- _Problem statement_: Restate, word for word, every line of the data.

- _Data in this exercise_:
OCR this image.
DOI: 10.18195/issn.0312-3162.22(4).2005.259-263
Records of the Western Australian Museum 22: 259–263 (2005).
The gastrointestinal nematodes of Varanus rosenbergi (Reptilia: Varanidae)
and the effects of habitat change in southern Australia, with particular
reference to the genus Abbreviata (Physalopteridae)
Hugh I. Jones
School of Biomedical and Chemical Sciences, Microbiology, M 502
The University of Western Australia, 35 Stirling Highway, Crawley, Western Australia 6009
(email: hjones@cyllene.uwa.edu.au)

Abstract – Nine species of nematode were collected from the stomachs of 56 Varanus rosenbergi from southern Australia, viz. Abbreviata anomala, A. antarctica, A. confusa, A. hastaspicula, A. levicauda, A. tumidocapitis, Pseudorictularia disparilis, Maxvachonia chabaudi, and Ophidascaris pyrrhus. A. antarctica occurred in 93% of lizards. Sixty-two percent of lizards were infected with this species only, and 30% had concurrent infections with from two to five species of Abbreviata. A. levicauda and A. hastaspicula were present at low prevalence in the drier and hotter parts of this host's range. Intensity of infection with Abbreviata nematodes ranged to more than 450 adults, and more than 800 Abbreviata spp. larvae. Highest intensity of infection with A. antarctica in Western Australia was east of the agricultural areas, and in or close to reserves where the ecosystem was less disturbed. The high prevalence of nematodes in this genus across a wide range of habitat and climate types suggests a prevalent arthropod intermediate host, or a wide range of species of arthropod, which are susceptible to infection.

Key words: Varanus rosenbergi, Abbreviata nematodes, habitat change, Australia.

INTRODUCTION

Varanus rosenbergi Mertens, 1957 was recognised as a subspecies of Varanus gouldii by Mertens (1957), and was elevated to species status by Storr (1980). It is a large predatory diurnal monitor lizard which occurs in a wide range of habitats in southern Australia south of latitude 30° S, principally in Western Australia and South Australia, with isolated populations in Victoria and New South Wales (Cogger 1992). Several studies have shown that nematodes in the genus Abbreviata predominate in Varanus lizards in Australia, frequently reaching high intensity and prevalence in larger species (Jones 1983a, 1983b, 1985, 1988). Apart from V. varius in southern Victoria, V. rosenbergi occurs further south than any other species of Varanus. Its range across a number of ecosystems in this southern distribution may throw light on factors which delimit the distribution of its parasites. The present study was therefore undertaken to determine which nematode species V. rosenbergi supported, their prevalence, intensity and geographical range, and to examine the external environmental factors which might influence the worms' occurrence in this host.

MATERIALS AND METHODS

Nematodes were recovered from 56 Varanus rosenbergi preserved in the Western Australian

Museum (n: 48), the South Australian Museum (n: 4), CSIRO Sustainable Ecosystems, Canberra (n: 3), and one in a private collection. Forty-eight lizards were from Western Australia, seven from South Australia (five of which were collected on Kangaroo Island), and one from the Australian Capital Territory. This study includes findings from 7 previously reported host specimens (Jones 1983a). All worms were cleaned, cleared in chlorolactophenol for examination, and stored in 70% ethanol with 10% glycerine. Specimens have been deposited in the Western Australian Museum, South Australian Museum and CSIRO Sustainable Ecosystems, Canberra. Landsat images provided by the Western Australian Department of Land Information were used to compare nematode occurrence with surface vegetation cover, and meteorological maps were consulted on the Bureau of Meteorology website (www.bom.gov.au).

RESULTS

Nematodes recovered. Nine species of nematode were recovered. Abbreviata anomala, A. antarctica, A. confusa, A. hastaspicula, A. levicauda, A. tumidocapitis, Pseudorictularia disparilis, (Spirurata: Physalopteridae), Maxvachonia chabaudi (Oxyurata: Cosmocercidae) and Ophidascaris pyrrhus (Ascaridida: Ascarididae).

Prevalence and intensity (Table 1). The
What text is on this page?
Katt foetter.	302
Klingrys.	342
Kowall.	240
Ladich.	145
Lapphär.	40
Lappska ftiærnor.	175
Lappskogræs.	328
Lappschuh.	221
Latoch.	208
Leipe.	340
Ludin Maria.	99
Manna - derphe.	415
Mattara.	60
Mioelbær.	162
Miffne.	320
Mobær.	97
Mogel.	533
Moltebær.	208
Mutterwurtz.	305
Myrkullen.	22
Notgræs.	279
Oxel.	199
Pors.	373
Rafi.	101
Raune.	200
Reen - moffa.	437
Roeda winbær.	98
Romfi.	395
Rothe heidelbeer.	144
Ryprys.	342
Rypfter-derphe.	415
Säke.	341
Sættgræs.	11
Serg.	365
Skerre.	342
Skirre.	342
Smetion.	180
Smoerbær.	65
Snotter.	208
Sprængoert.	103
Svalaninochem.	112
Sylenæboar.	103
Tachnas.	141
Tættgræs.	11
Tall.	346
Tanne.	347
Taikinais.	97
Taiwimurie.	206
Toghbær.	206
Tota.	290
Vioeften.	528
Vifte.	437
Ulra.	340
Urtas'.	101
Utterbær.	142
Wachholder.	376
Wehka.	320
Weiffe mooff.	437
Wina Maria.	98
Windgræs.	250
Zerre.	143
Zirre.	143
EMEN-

- _Output for this exercise_:
OCR this image.
DOI: 10.18195/issn.0312-3162.22(4).2005.259-263
Records of the Western Australian Museum 22: 259–263 (2005).
The gastrointestinal nematodes of Varanus rosenbergi (Reptilia: Varanidae)
and the effects of habitat change in southern Australia, with particular
reference to the genus Abbreviata (Physalopteridae)
Hugh I. Jones
School of Biomedical and Chemical Sciences, Microbiology, M 502
The University of Western Australia, 35 Stirling Highway, Crawley, Western Australia 6009
(email: hjones@cyllene.uwa.edu.au)

Abstract – Nine species of nematode were collected from the stomachs of 56 Varanus rosenbergi from southern Australia, viz. Abbreviata anomala, A. antarctica, A. confusa, A. hastaspicula, A. levicauda, A. tumidocapitis, Pseudorictularia disparilis, Maxvachonia chabaudi, and Ophidascaris pyrrhus. A. antarctica occurred in 93% of lizards. Sixty-two percent of lizards were infected with this species only, and 30% had concurrent infections with from two to five species of Abbreviata. A. levicauda and A. hastaspicula were present at low prevalence in the drier and hotter parts of this host's range. Intensity of infection with Abbreviata nematodes ranged to more than 450 adults, and more than 800 Abbreviata spp. larvae. Highest intensity of infection with A. antarctica in Western Australia was east of the agricultural areas, and in or close to reserves where the ecosystem was less disturbed. The high prevalence of nematodes in this genus across a wide range of habitat and climate types suggests a prevalent arthropod intermediate host, or a wide range of species of arthropod, which are susceptible to infection.

Key words: Varanus rosenbergi, Abbreviata nematodes, habitat change, Australia.

INTRODUCTION

Varanus rosenbergi Mertens, 1957 was recognised as a subspecies of Varanus gouldii by Mertens (1957), and was elevated to species status by Storr (1980). It is a large predatory diurnal monitor lizard which occurs in a wide range of habitats in southern Australia south of latitude 30° S, principally in Western Australia and South Australia, with isolated populations in Victoria and New South Wales (Cogger 1992). Several studies have shown that nematodes in the genus Abbreviata predominate in Varanus lizards in Australia, frequently reaching high intensity and prevalence in larger species (Jones 1983a, 1983b, 1985, 1988). Apart from V. varius in southern Victoria, V. rosenbergi occurs further south than any other species of Varanus. Its range across a number of ecosystems in this southern distribution may throw light on factors which delimit the distribution of its parasites. The present study was therefore undertaken to determine which nematode species V. rosenbergi supported, their prevalence, intensity and geographical range, and to examine the external environmental factors which might influence the worms' occurrence in this host.

MATERIALS AND METHODS

Nematodes were recovered from 56 Varanus rosenbergi preserved in the Western Australian

Museum (n: 48), the South Australian Museum (n: 4), CSIRO Sustainable Ecosystems, Canberra (n: 3), and one in a private collection. Forty-eight lizards were from Western Australia, seven from South Australia (five of which were collected on Kangaroo Island), and one from the Australian Capital Territory. This study includes findings from 7 previously reported host specimens (Jones 1983a). All worms were cleaned, cleared in chlorolactophenol for examination, and stored in 70% ethanol with 10% glycerine. Specimens have been deposited in the Western Australian Museum, South Australian Museum and CSIRO Sustainable Ecosystems, Canberra. Landsat images provided by the Western Australian Department of Land Information were used to compare nematode occurrence with surface vegetation cover, and meteorological maps were consulted on the Bureau of Meteorology website (www.bom.gov.au).

RESULTS

Nematodes recovered. Nine species of nematode were recovered. Abbreviata anomala, A. antarctica, A. confusa, A. hastaspicula, A. levicauda, A. tumidocapitis, Pseudorictularia disparilis, (Spirurata: Physalopteridae), Maxvachonia chabaudi (Oxyurata: Cosmocercidae) and Ophidascaris pyrrhus (Ascaridida: Ascarididae).

Prevalence and intensity (Table 1). The
What text is on this page?
Katt foetter.	302
Klingrys.	342
Kowall.	240
Ladich.	145
Lapphär.	40
Lappska ftiærnor.	175
Lappskogræs.	328
Lappschuh.	221
Latoch.	208
Leipe.	340
Ludin Maria.	99
Manna - derphe.	415
Mattara.	60
Mioelbær.	162
Miffne.	320
Mobær.	97
Mogel.	533
Moltebær.	208
Mutterwurtz.	305
Myrkullen.	22
Notgræs.	279
Oxel.	199
Pors.	373
Rafi.	101
Raune.	200
Reen - moffa.	437
Roeda winbær.	98
Romfi.	395
Rothe heidelbeer.	144
Ryprys.	342
Rypfter-derphe.	415
Säke.	341
Sættgræs.	11
Serg.	365
Skerre.	342
Skirre.	342
Smetion.	180
Smoerbær.	65
Snotter.	208
Sprængoert.	103
Svalaninochem.	112
Sylenæboar.	103
Tachnas.	141
Tættgræs.	11
Tall.	346
Tanne.	347
Taikinais.	97
Taiwimurie.	206
Toghbær.	206
Tota.	290
Vioeften.	528
Vifte.	437
Ulra.	340
Urtas'.	101
Utterbær.	142
Wachholder.	376
Wehka.	320
Weiffe mooff.	437
Wina Maria.	98
Windgræs.	250
Zerre.	143
Zirre.	143
EMEN-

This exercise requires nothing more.